Exercise requirements: Determine how many lines below hold the string "JSON". Reply with the number alone.

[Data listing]

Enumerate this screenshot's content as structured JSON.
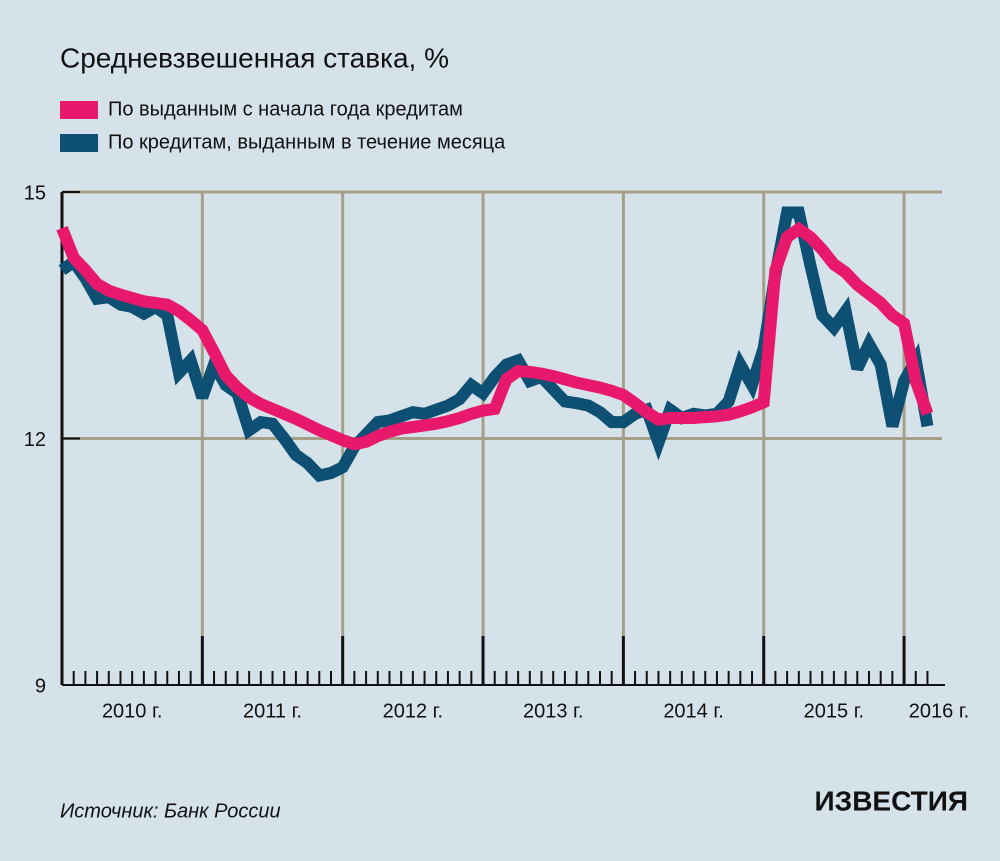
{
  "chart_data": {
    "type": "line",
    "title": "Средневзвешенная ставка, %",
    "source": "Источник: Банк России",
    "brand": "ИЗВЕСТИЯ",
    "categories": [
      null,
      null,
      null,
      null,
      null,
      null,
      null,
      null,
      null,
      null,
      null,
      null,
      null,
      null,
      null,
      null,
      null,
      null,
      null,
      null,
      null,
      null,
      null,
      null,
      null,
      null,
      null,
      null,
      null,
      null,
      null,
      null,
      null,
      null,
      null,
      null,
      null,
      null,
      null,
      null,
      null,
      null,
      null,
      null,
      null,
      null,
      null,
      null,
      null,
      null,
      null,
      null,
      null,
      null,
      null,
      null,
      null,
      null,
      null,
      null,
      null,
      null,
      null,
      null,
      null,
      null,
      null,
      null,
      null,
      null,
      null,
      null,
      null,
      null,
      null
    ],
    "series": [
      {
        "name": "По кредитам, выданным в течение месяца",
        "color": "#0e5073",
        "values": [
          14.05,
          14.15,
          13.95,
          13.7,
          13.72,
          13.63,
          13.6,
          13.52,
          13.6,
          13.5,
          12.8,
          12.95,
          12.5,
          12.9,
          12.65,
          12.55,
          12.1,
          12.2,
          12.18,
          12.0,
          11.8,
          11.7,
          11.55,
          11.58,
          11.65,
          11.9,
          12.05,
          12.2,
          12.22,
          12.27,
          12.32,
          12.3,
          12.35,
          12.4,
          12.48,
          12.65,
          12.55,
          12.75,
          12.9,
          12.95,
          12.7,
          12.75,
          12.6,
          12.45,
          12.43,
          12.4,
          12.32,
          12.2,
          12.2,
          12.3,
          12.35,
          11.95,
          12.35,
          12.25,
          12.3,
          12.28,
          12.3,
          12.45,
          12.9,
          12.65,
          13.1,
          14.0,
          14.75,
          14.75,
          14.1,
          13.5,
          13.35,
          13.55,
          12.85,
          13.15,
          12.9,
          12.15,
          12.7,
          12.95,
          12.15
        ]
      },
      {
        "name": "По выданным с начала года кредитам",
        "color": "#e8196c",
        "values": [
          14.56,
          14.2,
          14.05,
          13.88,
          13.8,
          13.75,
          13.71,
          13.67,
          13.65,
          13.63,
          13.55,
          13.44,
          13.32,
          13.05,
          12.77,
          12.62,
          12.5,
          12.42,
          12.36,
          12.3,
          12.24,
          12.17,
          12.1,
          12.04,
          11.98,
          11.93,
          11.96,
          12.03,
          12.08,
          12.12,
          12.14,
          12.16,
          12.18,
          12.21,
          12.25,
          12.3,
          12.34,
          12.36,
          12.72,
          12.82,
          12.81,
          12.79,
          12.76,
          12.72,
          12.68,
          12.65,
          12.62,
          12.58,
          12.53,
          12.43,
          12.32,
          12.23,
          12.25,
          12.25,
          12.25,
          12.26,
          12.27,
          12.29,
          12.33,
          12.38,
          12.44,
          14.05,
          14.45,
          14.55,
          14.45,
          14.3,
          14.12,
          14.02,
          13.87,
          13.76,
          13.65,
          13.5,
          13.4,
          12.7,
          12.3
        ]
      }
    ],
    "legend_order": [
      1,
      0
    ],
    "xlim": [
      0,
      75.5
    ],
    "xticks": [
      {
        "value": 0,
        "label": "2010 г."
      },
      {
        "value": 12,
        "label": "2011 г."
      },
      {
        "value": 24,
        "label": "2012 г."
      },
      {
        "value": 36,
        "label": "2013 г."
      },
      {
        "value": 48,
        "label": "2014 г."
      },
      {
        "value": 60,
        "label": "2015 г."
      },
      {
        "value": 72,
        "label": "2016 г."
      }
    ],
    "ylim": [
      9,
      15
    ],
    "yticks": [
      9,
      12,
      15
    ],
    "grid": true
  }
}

==

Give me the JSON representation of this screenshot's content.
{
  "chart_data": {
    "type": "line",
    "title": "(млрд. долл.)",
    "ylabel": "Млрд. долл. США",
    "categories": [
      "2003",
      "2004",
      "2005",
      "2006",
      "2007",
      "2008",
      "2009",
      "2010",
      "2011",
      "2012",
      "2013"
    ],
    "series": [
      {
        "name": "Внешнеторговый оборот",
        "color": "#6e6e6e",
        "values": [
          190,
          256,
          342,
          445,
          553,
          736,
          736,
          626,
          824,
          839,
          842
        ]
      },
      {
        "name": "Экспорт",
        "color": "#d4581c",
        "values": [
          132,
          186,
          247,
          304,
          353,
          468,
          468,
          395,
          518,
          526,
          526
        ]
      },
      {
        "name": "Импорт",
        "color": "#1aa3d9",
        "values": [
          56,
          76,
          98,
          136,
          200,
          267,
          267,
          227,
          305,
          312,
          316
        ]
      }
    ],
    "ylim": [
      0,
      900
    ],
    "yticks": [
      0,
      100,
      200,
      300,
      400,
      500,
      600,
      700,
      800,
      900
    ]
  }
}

Answer for this exercise: 2